▶ **Aim of the task**:
Every entry here needs to be repeated exactly.
═════ Data supplied ═════
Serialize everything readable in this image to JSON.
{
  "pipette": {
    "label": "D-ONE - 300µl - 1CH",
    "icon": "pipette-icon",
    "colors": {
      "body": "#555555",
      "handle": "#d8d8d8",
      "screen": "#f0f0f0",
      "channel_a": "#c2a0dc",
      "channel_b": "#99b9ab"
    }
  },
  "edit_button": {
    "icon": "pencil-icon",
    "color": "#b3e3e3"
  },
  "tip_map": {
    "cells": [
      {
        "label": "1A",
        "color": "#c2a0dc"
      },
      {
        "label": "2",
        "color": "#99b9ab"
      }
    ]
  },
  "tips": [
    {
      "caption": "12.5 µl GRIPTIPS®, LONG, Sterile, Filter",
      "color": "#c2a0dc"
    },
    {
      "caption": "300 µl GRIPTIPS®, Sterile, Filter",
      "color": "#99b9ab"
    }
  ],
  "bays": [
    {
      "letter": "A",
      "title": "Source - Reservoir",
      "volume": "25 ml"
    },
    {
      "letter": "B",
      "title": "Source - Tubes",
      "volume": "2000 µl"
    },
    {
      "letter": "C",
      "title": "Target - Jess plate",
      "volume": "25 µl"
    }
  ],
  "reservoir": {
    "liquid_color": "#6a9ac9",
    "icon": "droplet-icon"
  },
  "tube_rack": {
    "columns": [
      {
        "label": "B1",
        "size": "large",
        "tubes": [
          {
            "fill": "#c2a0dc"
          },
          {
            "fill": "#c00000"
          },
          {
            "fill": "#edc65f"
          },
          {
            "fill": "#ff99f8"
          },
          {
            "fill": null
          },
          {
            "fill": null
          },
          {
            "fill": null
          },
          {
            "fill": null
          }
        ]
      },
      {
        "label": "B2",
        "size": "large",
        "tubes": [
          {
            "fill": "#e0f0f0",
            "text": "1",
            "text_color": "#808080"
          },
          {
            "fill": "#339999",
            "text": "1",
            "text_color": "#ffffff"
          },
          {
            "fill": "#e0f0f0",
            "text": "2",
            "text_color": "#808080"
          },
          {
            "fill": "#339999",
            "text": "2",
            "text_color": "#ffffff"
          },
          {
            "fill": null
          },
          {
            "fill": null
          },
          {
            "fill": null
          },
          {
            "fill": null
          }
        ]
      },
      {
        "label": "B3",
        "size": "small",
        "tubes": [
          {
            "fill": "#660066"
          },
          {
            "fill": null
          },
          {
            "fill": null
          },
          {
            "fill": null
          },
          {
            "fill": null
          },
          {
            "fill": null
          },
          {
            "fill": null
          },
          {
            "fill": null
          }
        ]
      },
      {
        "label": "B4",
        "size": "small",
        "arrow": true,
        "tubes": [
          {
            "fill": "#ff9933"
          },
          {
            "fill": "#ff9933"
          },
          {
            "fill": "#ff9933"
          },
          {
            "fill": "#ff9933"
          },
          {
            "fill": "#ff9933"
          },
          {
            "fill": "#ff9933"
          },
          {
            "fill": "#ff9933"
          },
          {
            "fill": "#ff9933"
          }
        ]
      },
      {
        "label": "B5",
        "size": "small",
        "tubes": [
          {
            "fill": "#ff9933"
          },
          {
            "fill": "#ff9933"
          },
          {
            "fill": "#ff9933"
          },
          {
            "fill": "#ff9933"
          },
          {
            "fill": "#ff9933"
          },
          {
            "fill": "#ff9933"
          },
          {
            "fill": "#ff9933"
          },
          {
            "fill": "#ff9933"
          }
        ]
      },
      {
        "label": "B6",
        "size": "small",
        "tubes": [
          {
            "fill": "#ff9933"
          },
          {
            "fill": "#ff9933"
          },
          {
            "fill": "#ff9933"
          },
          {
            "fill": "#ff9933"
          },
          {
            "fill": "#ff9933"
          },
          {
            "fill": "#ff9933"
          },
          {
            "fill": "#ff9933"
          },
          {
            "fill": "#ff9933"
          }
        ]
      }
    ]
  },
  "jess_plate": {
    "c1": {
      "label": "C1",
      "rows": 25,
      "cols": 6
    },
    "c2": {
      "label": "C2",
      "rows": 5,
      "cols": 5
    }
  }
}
═════
▶ **Solution below**:
Serialize everything readable in this image to JSON.
{
  "pipette": {
    "label": "D-ONE - 300µl - 1CH",
    "icon": "pipette-icon",
    "colors": {
      "body": "#555555",
      "handle": "#d8d8d8",
      "screen": "#f0f0f0",
      "channel_a": "#c2a0dc",
      "channel_b": "#99b9ab"
    }
  },
  "edit_button": {
    "icon": "pencil-icon",
    "color": "#b3e3e3"
  },
  "tip_map": {
    "cells": [
      {
        "label": "1A",
        "color": "#c2a0dc"
      },
      {
        "label": "2",
        "color": "#99b9ab"
      }
    ]
  },
  "tips": [
    {
      "caption": "12.5 µl GRIPTIPS®, LONG, Sterile, Filter",
      "color": "#c2a0dc"
    },
    {
      "caption": "300 µl GRIPTIPS®, Sterile, Filter",
      "color": "#99b9ab"
    }
  ],
  "bays": [
    {
      "letter": "A",
      "title": "Source - Reservoir",
      "volume": "25 ml"
    },
    {
      "letter": "B",
      "title": "Source - Tubes",
      "volume": "2000 µl"
    },
    {
      "letter": "C",
      "title": "Target - Jess plate",
      "volume": "25 µl"
    }
  ],
  "reservoir": {
    "liquid_color": "#6a9ac9",
    "icon": "droplet-icon"
  },
  "tube_rack": {
    "columns": [
      {
        "label": "B1",
        "size": "large",
        "tubes": [
          {
            "fill": "#c2a0dc"
          },
          {
            "fill": "#c00000"
          },
          {
            "fill": "#edc65f"
          },
          {
            "fill": "#ff99f8"
          },
          {
            "fill": null
          },
          {
            "fill": null
          },
          {
            "fill": null
          },
          {
            "fill": null
          }
        ]
      },
      {
        "label": "B2",
        "size": "large",
        "tubes": [
          {
            "fill": "#e0f0f0",
            "text": "1",
            "text_color": "#808080"
          },
          {
            "fill": "#339999",
            "text": "1",
            "text_color": "#ffffff"
          },
          {
            "fill": "#e0f0f0",
            "text": "2",
            "text_color": "#808080"
          },
          {
            "fill": "#339999",
            "text": "2",
            "text_color": "#ffffff"
          },
          {
            "fill": null
          },
          {
            "fill": null
          },
          {
            "fill": null
          },
          {
            "fill": null
          }
        ]
      },
      {
        "label": "B3",
        "size": "small",
        "tubes": [
          {
            "fill": "#660066"
          },
          {
            "fill": null
          },
          {
            "fill": null
          },
          {
            "fill": null
          },
          {
            "fill": null
          },
          {
            "fill": null
          },
          {
            "fill": null
          },
          {
            "fill": null
          }
        ]
      },
      {
        "label": "B4",
        "size": "small",
        "arrow": true,
        "tubes": [
          {
            "fill": "#ff9933"
          },
          {
            "fill": "#ff9933"
          },
          {
            "fill": "#ff9933"
          },
          {
            "fill": "#ff9933"
          },
          {
            "fill": "#ff9933"
          },
          {
            "fill": "#ff9933"
          },
          {
            "fill": "#ff9933"
          },
          {
            "fill": "#ff9933"
          }
        ]
      },
      {
        "label": "B5",
        "size": "small",
        "tubes": [
          {
            "fill": "#ff9933"
          },
          {
            "fill": "#ff9933"
          },
          {
            "fill": "#ff9933"
          },
          {
            "fill": "#ff9933"
          },
          {
            "fill": "#ff9933"
          },
          {
            "fill": "#ff9933"
          },
          {
            "fill": "#ff9933"
          },
          {
            "fill": "#ff9933"
          }
        ]
      },
      {
        "label": "B6",
        "size": "small",
        "tubes": [
          {
            "fill": "#ff9933"
          },
          {
            "fill": "#ff9933"
          },
          {
            "fill": "#ff9933"
          },
          {
            "fill": "#ff9933"
          },
          {
            "fill": "#ff9933"
          },
          {
            "fill": "#ff9933"
          },
          {
            "fill": "#ff9933"
          },
          {
            "fill": "#ff9933"
          }
        ]
      }
    ]
  },
  "jess_plate": {
    "c1": {
      "label": "C1",
      "rows": 25,
      "cols": 6
    },
    "c2": {
      "label": "C2",
      "rows": 5,
      "cols": 5
    }
  }
}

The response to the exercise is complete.